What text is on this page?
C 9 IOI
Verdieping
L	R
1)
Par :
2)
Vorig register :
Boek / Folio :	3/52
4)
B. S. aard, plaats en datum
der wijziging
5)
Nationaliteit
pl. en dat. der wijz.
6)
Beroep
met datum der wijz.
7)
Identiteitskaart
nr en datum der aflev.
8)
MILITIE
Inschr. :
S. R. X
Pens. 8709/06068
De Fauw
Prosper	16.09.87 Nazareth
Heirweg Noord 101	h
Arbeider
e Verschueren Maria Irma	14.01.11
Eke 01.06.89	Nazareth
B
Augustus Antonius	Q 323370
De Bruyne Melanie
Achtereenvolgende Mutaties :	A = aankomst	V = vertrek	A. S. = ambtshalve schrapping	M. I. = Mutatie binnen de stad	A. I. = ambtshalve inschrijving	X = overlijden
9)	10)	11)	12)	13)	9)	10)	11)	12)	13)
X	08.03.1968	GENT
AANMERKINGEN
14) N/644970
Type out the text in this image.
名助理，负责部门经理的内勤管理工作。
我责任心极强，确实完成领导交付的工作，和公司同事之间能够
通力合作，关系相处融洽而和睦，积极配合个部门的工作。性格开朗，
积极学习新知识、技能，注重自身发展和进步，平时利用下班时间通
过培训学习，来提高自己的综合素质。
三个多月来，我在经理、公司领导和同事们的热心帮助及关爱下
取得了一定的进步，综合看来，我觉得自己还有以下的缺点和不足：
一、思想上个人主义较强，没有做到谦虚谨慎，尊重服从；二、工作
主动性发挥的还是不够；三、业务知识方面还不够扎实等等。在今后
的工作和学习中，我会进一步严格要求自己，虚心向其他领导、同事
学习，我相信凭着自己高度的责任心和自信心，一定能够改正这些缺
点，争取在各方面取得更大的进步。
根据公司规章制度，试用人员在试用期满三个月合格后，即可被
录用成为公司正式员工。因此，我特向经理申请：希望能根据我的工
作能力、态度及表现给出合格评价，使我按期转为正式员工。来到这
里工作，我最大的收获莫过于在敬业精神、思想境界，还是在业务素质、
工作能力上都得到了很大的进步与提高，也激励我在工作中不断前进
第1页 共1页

==========

Task goal » Your task is to retype all the records above with nothing left out.

Exercise solution »
What text is on this page?
C 9 IOI
Verdieping
L	R
1)
Par :
2)
Vorig register :
Boek / Folio :	3/52
4)
B. S. aard, plaats en datum
der wijziging
5)
Nationaliteit
pl. en dat. der wijz.
6)
Beroep
met datum der wijz.
7)
Identiteitskaart
nr en datum der aflev.
8)
MILITIE
Inschr. :
S. R. X
Pens. 8709/06068
De Fauw
Prosper	16.09.87 Nazareth
Heirweg Noord 101	h
Arbeider
e Verschueren Maria Irma	14.01.11
Eke 01.06.89	Nazareth
B
Augustus Antonius	Q 323370
De Bruyne Melanie
Achtereenvolgende Mutaties :	A = aankomst	V = vertrek	A. S. = ambtshalve schrapping	M. I. = Mutatie binnen de stad	A. I. = ambtshalve inschrijving	X = overlijden
9)	10)	11)	12)	13)	9)	10)	11)	12)	13)
X	08.03.1968	GENT
AANMERKINGEN
14) N/644970
Type out the text in this image.
名助理，负责部门经理的内勤管理工作。
我责任心极强，确实完成领导交付的工作，和公司同事之间能够
通力合作，关系相处融洽而和睦，积极配合个部门的工作。性格开朗，
积极学习新知识、技能，注重自身发展和进步，平时利用下班时间通
过培训学习，来提高自己的综合素质。
三个多月来，我在经理、公司领导和同事们的热心帮助及关爱下
取得了一定的进步，综合看来，我觉得自己还有以下的缺点和不足：
一、思想上个人主义较强，没有做到谦虚谨慎，尊重服从；二、工作
主动性发挥的还是不够；三、业务知识方面还不够扎实等等。在今后
的工作和学习中，我会进一步严格要求自己，虚心向其他领导、同事
学习，我相信凭着自己高度的责任心和自信心，一定能够改正这些缺
点，争取在各方面取得更大的进步。
根据公司规章制度，试用人员在试用期满三个月合格后，即可被
录用成为公司正式员工。因此，我特向经理申请：希望能根据我的工
作能力、态度及表现给出合格评价，使我按期转为正式员工。来到这
里工作，我最大的收获莫过于在敬业精神、思想境界，还是在业务素质、
工作能力上都得到了很大的进步与提高，也激励我在工作中不断前进
第1页 共1页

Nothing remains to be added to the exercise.